Gather all lines containing the string "text" and copy them out.

---- Supplied records

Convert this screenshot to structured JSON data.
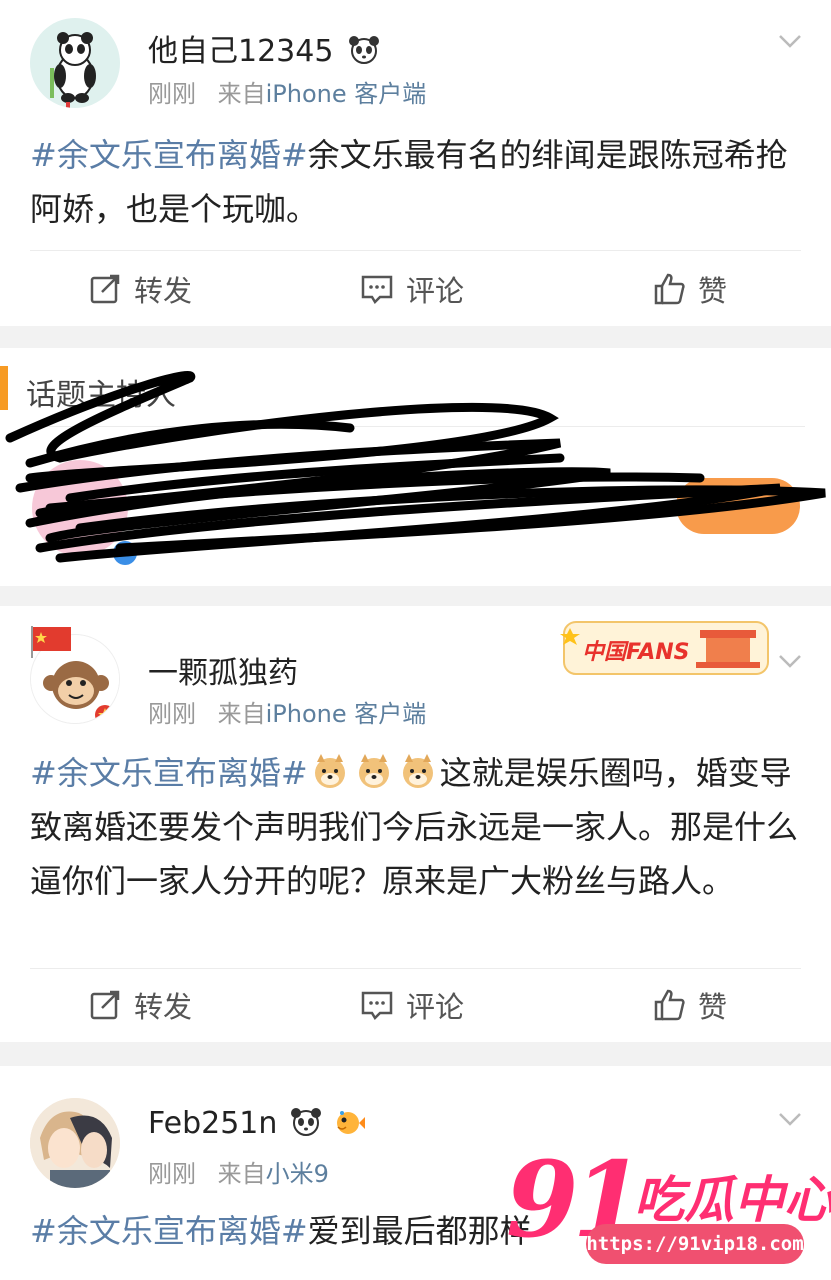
{
  "posts": [
    {
      "username": "他自己12345",
      "time": "刚刚",
      "source_prefix": "来自",
      "source": "iPhone 客户端",
      "hashtag": "#余文乐宣布离婚#",
      "text": "余文乐最有名的绯闻是跟陈冠希抢阿娇，也是个玩咖。"
    },
    {
      "username": "一颗孤独药",
      "time": "刚刚",
      "source_prefix": "来自",
      "source": "iPhone 客户端",
      "hashtag": "#余文乐宣布离婚#",
      "text": "这就是娱乐圈吗，婚变导致离婚还要发个声明我们今后永远是一家人。那是什么逼你们一家人分开的呢？原来是广大粉丝与路人。",
      "badge": "中国FANS"
    },
    {
      "username": "Feb251n",
      "time": "刚刚",
      "source_prefix": "来自",
      "source": "小米9",
      "hashtag": "#余文乐宣布离婚#",
      "text": "爱到最后都那样"
    }
  ],
  "actions": {
    "repost": "转发",
    "comment": "评论",
    "like": "赞"
  },
  "topic_host": {
    "label": "话题主持人"
  },
  "watermark": {
    "number": "91",
    "text": "吃瓜中心",
    "url": "https://91vip18.com"
  },
  "colors": {
    "hashtag": "#5a7da6",
    "accent": "#f79b24",
    "watermark": "#ff2e72"
  }
}
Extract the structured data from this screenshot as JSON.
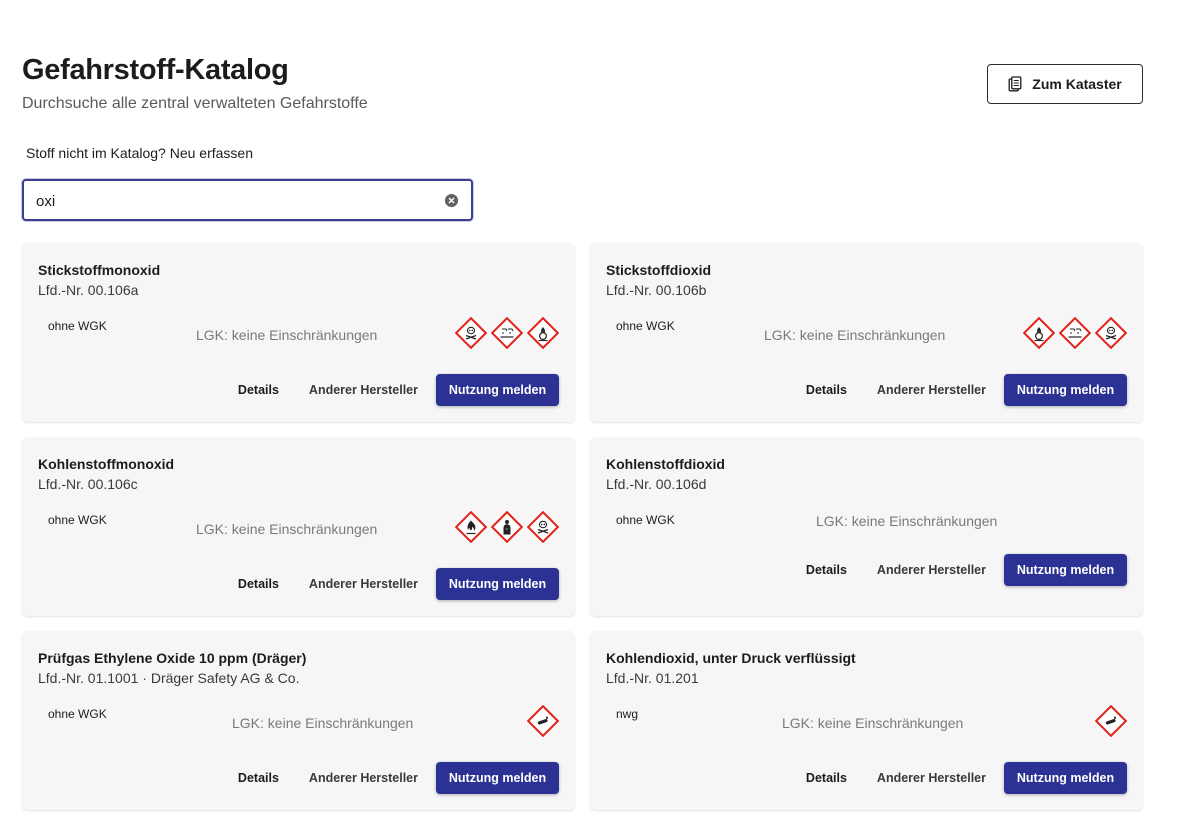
{
  "header": {
    "title": "Gefahrstoff-Katalog",
    "subtitle": "Durchsuche alle zentral verwalteten Gefahrstoffe",
    "kataster_button": "Zum Kataster"
  },
  "new_entry_link": "Stoff nicht im Katalog? Neu erfassen",
  "search": {
    "value": "oxi",
    "placeholder": ""
  },
  "card_actions": {
    "details": "Details",
    "other_manufacturer": "Anderer Hersteller",
    "report_usage": "Nutzung melden"
  },
  "colors": {
    "primary": "#2b3294",
    "ghs_red": "#e2231a"
  },
  "cards": [
    {
      "name": "Stickstoffmonoxid",
      "nr": "Lfd.-Nr. 00.106a",
      "wgk": "ohne WGK",
      "lgk": "LGK: keine Einschränkungen",
      "icons": [
        "skull-icon",
        "corrosion-icon",
        "oxidizer-icon"
      ]
    },
    {
      "name": "Stickstoffdioxid",
      "nr": "Lfd.-Nr. 00.106b",
      "wgk": "ohne WGK",
      "lgk": "LGK: keine Einschränkungen",
      "icons": [
        "oxidizer-icon",
        "corrosion-icon",
        "skull-icon"
      ]
    },
    {
      "name": "Kohlenstoffmonoxid",
      "nr": "Lfd.-Nr. 00.106c",
      "wgk": "ohne WGK",
      "lgk": "LGK: keine Einschränkungen",
      "icons": [
        "flame-icon",
        "health-hazard-icon",
        "skull-icon"
      ]
    },
    {
      "name": "Kohlenstoffdioxid",
      "nr": "Lfd.-Nr. 00.106d",
      "wgk": "ohne WGK",
      "lgk": "LGK: keine Einschränkungen",
      "icons": []
    },
    {
      "name": "Prüfgas Ethylene Oxide 10 ppm (Dräger)",
      "nr": "Lfd.-Nr. 01.1001 · Dräger Safety AG & Co.",
      "wgk": "ohne WGK",
      "lgk": "LGK: keine Einschränkungen",
      "icons": [
        "gas-cylinder-icon"
      ]
    },
    {
      "name": "Kohlendioxid, unter Druck verflüssigt",
      "nr": "Lfd.-Nr. 01.201",
      "wgk": "nwg",
      "lgk": "LGK: keine Einschränkungen",
      "icons": [
        "gas-cylinder-icon"
      ]
    }
  ]
}
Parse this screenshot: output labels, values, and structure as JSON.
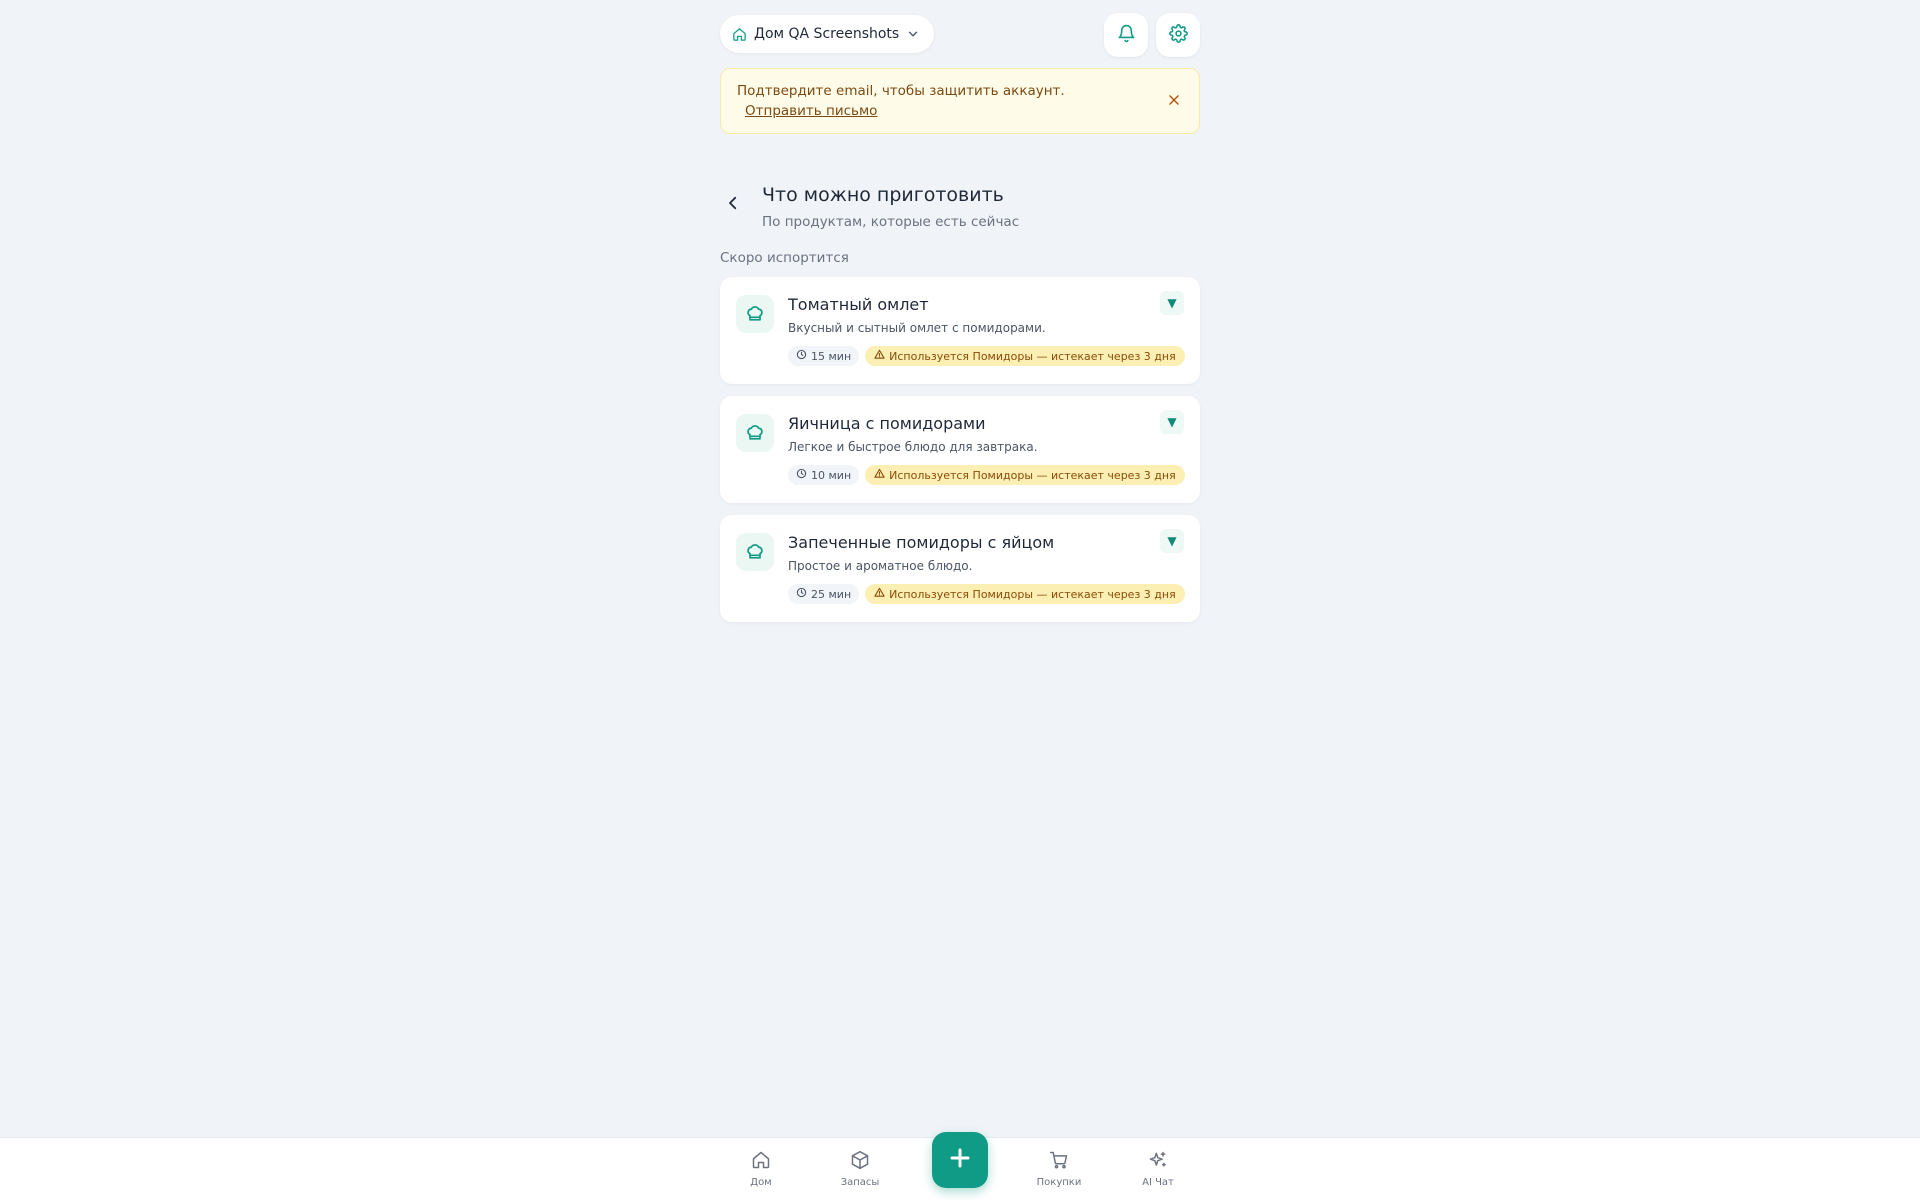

--------

# Output for this task:
      "text": "余文乐最有名的绯闻是跟陈冠希抢阿娇，也是个玩咖。"
      "text": "这就是娱乐圈吗，婚变导致离婚还要发个声明我们今后永远是一家人。那是什么逼你们一家人分开的呢？原来是广大粉丝与路人。",
      "text": "爱到最后都那样"
    "text": "吃瓜中心",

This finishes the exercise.